» Task objective
Check each line of the data below for the word "were", then extract the ones that have it.

[Some records]
*-*-*

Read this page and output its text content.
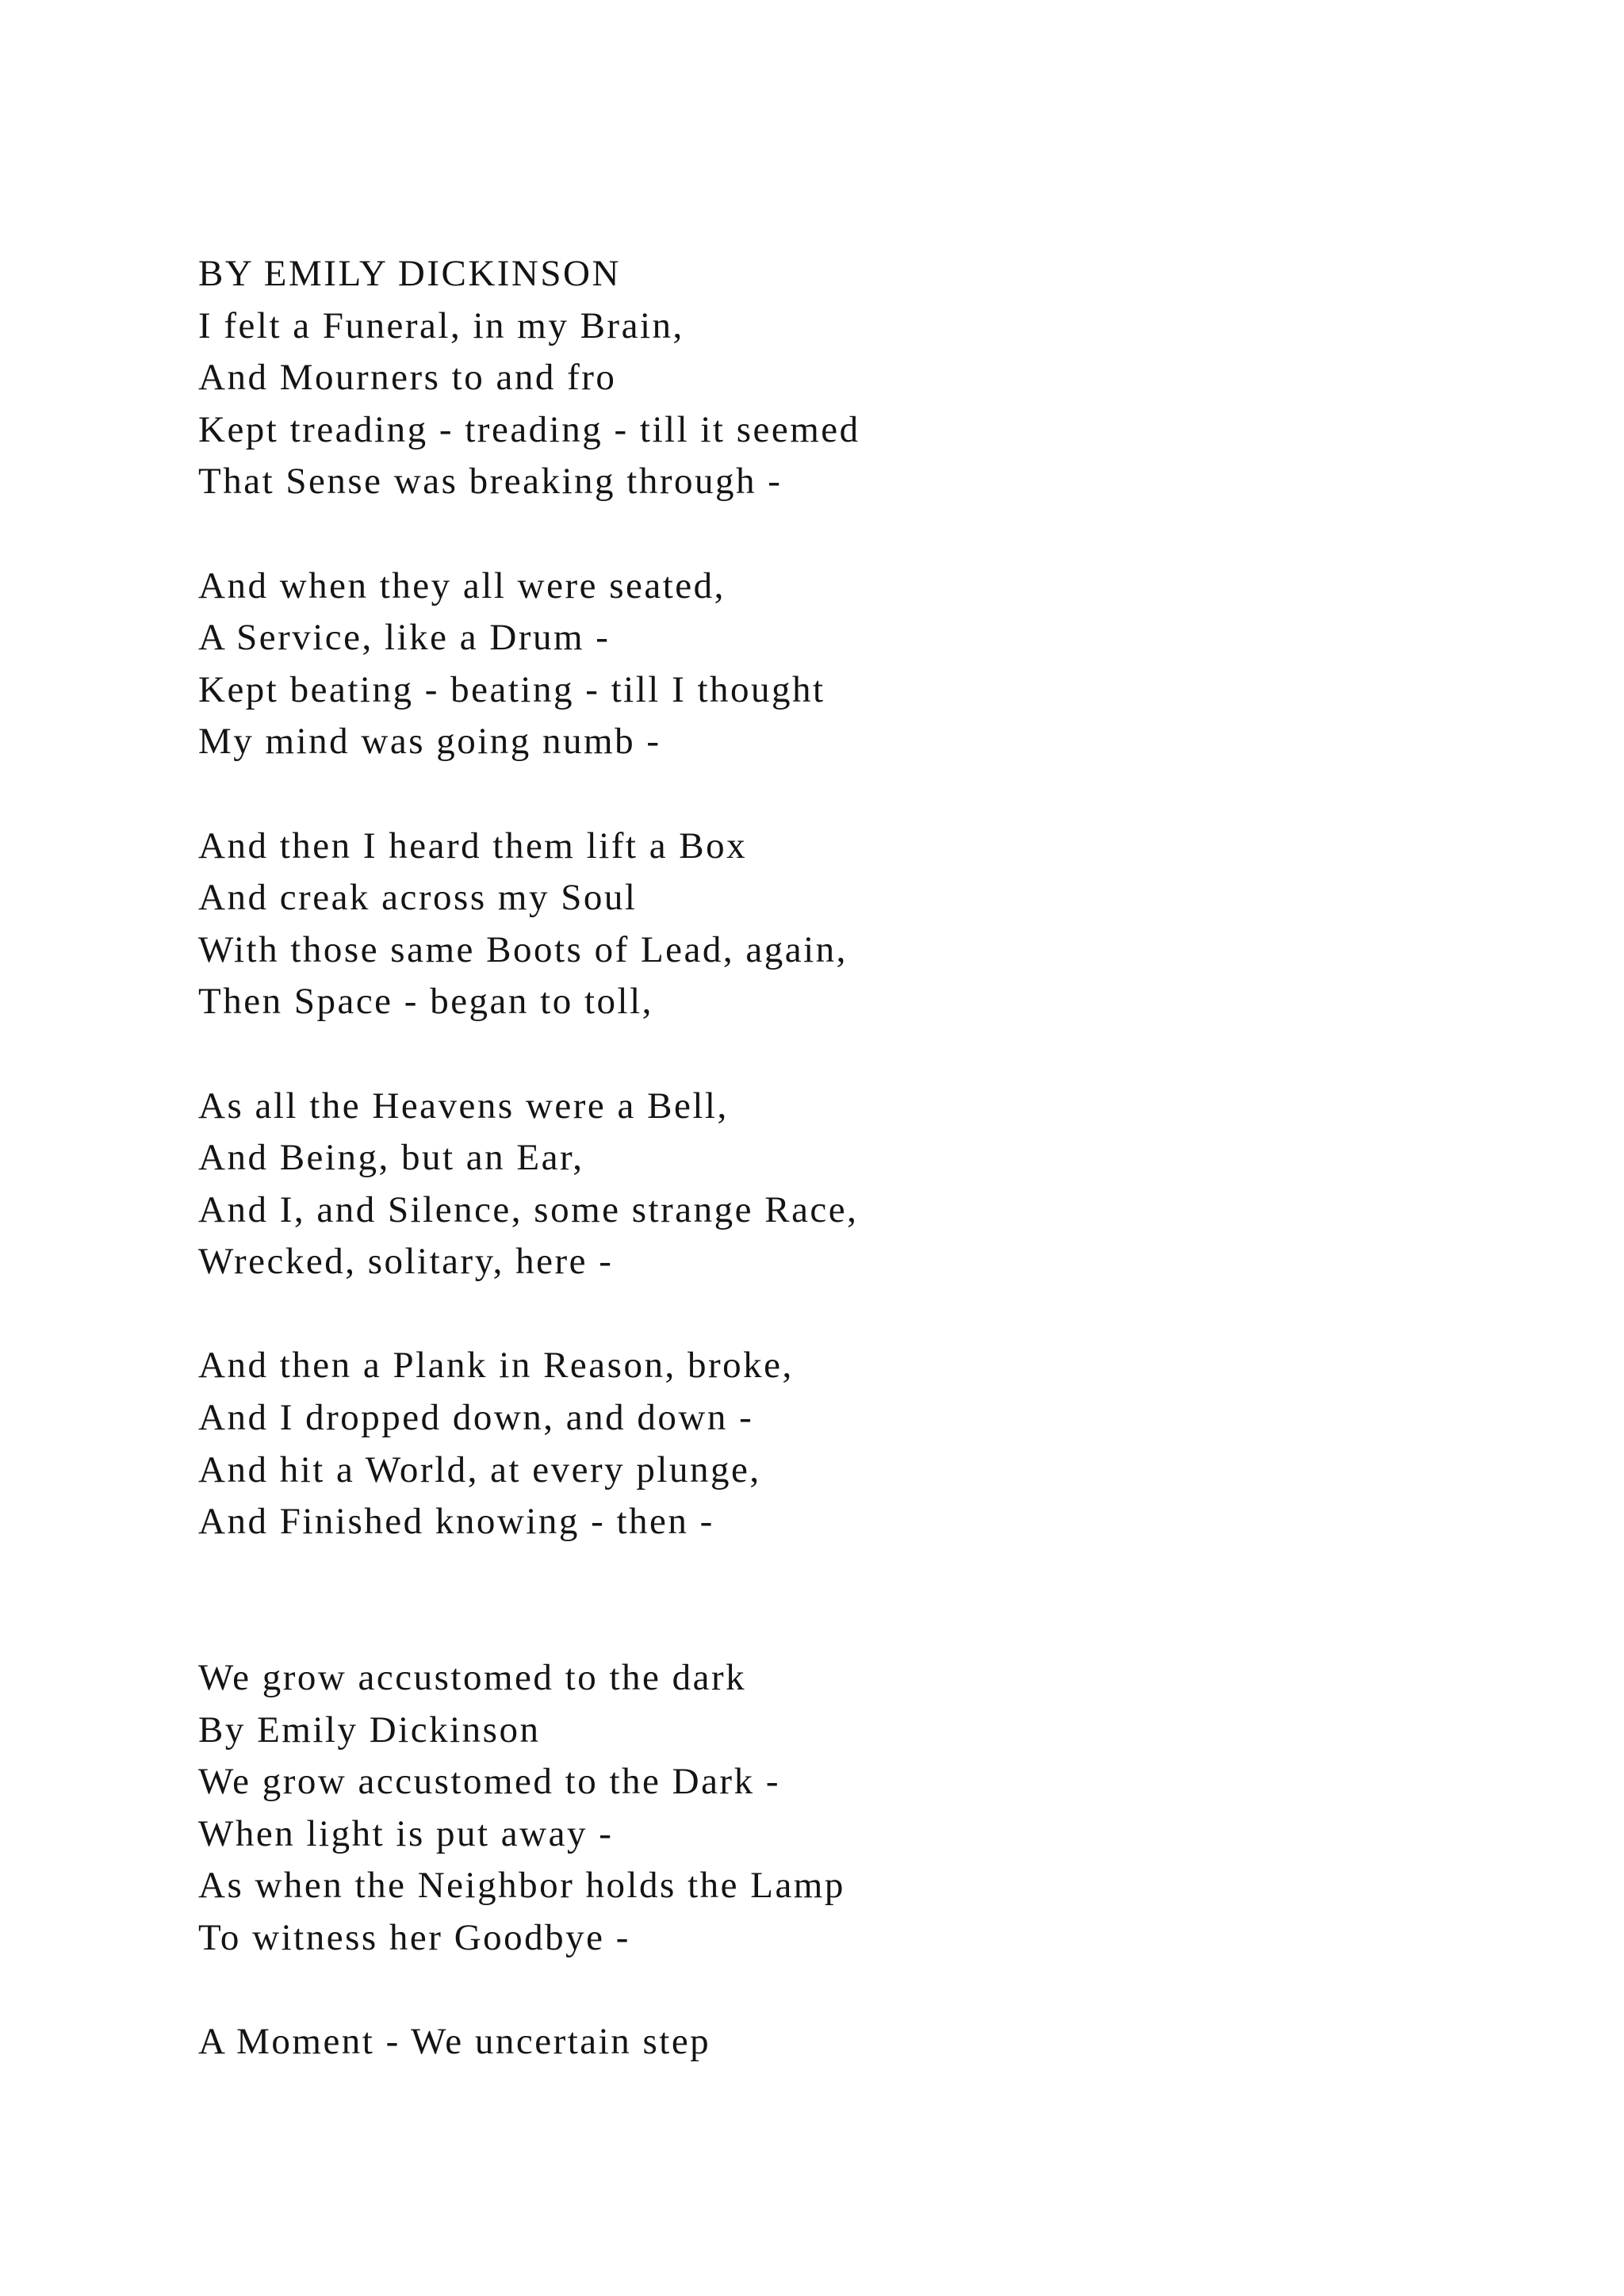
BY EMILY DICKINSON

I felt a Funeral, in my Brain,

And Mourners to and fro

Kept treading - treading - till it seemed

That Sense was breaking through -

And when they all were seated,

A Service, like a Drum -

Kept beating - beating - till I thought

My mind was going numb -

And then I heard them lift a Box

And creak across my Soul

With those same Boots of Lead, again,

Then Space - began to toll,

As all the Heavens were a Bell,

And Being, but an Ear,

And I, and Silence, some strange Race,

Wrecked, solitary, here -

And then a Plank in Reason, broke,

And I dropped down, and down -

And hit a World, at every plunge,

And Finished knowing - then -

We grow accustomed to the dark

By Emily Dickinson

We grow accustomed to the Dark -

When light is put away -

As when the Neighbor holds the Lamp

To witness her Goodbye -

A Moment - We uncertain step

*-*-*

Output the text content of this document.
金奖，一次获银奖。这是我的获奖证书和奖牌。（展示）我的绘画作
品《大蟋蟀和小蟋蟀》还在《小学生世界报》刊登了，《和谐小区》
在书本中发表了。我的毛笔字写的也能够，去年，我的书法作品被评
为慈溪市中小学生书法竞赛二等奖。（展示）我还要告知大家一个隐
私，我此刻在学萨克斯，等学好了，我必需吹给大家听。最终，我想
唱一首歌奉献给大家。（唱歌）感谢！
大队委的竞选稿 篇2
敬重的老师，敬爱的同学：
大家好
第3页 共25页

*-*-*

» Finished task
And when they all were seated,
As all the Heavens were a Bell,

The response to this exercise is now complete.